AIM: Gather each line of the entries below that includes "JSON".

**** INPUT ROWS ****

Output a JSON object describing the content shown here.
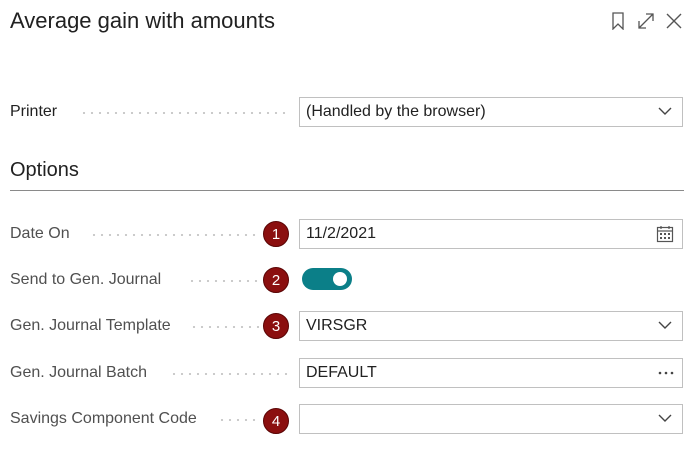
{
  "header": {
    "title": "Average gain with amounts",
    "icons": [
      "bookmark-icon",
      "expand-icon",
      "close-icon"
    ]
  },
  "printer": {
    "label": "Printer",
    "value": "(Handled by the browser)"
  },
  "options": {
    "heading": "Options",
    "fields": [
      {
        "label": "Date On",
        "value": "11/2/2021",
        "badge": "1"
      },
      {
        "label": "Send to Gen. Journal",
        "value": "on",
        "badge": "2"
      },
      {
        "label": "Gen. Journal Template",
        "value": "VIRSGR",
        "badge": "3"
      },
      {
        "label": "Gen. Journal Batch",
        "value": "DEFAULT"
      },
      {
        "label": "Savings Component Code",
        "value": "",
        "badge": "4"
      }
    ]
  },
  "colors": {
    "accent": "#0b7f88",
    "badge": "#8b0f0f"
  }
}
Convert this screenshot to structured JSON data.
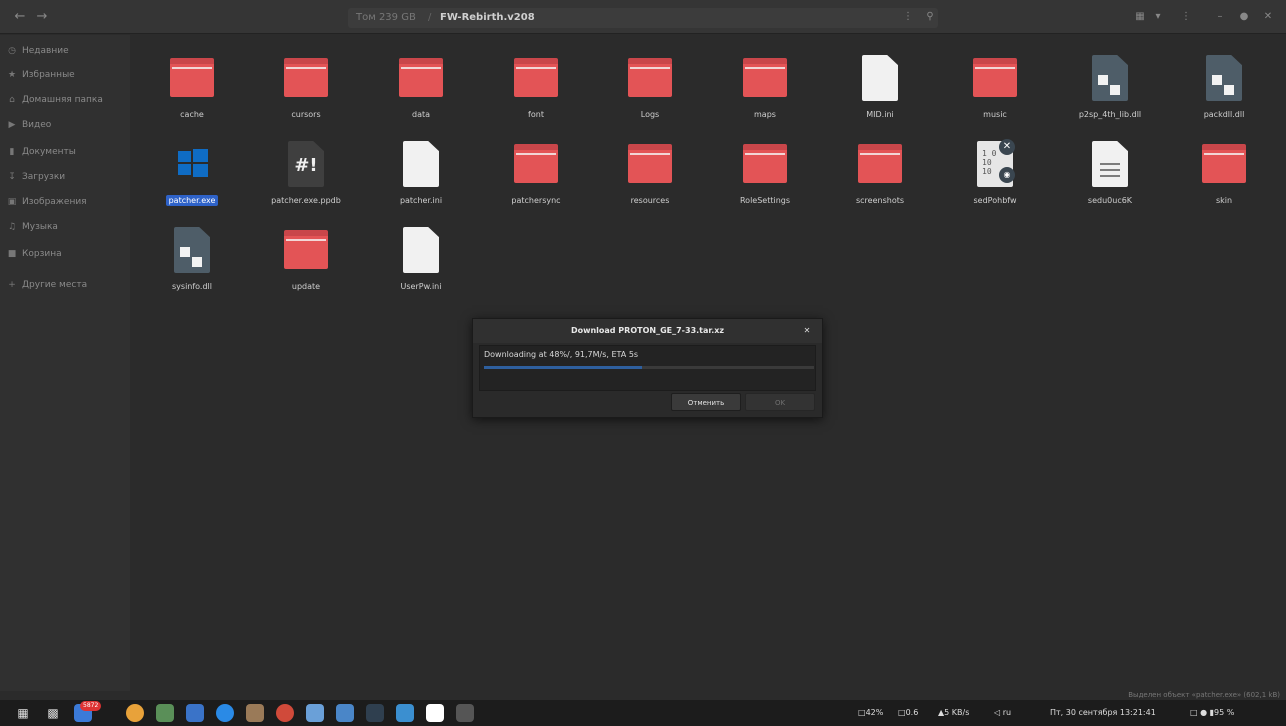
{
  "headerbar": {
    "back_icon": "arrow-left",
    "forward_icon": "arrow-right",
    "path_root": "Том 239 GB",
    "path_sep": "/",
    "path_current": "FW-Rebirth.v208"
  },
  "sidebar": {
    "items": [
      {
        "label": "Недавние",
        "icon": "clock"
      },
      {
        "label": "Избранные",
        "icon": "star"
      },
      {
        "label": "Домашняя папка",
        "icon": "home"
      },
      {
        "label": "Видео",
        "icon": "video"
      },
      {
        "label": "Документы",
        "icon": "document"
      },
      {
        "label": "Загрузки",
        "icon": "download"
      },
      {
        "label": "Изображения",
        "icon": "image"
      },
      {
        "label": "Музыка",
        "icon": "music"
      },
      {
        "label": "Корзина",
        "icon": "trash"
      },
      {
        "label": "Другие места",
        "icon": "plus"
      }
    ]
  },
  "files": [
    {
      "name": "cache",
      "type": "folder"
    },
    {
      "name": "cursors",
      "type": "folder"
    },
    {
      "name": "data",
      "type": "folder"
    },
    {
      "name": "font",
      "type": "folder"
    },
    {
      "name": "Logs",
      "type": "folder"
    },
    {
      "name": "maps",
      "type": "folder"
    },
    {
      "name": "MID.ini",
      "type": "doc"
    },
    {
      "name": "music",
      "type": "folder"
    },
    {
      "name": "p2sp_4th_lib.dll",
      "type": "dll"
    },
    {
      "name": "packdll.dll",
      "type": "dll"
    },
    {
      "name": "patcher.exe",
      "type": "exe",
      "selected": true
    },
    {
      "name": "patcher.exe.ppdb",
      "type": "script"
    },
    {
      "name": "patcher.ini",
      "type": "doc"
    },
    {
      "name": "patchersync",
      "type": "folder"
    },
    {
      "name": "resources",
      "type": "folder"
    },
    {
      "name": "RoleSettings",
      "type": "folder"
    },
    {
      "name": "screenshots",
      "type": "folder"
    },
    {
      "name": "sedPohbfw",
      "type": "binary"
    },
    {
      "name": "sedu0uc6K",
      "type": "text"
    },
    {
      "name": "skin",
      "type": "folder"
    },
    {
      "name": "sysinfo.dll",
      "type": "dll"
    },
    {
      "name": "update",
      "type": "folder"
    },
    {
      "name": "UserPw.ini",
      "type": "doc"
    }
  ],
  "dialog": {
    "title": "Download PROTON_GE_7-33.tar.xz",
    "close_icon": "close",
    "status": "Downloading at 48%/, 91,7M/s, ETA 5s",
    "progress": 0.48,
    "cancel_label": "Отменить",
    "ok_label": "OK"
  },
  "statusbar": {
    "text": "Выделен объект «patcher.exe» (602,1 kB)"
  },
  "taskbar": {
    "badge": "5872",
    "tray": {
      "cpu": "42%",
      "load": "0.6",
      "net": "5 KB/s",
      "lang": "ru",
      "datetime": "Пт, 30 сентября 13:21:41",
      "battery": "95 %"
    }
  },
  "colors": {
    "folder": "#e35456",
    "selection": "#2e62c8",
    "progress": "#2e5f9e"
  }
}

****

FINISHED TASK:
Output a JSON object describing the content shown here.
Convert this screenshot to structured JSON data.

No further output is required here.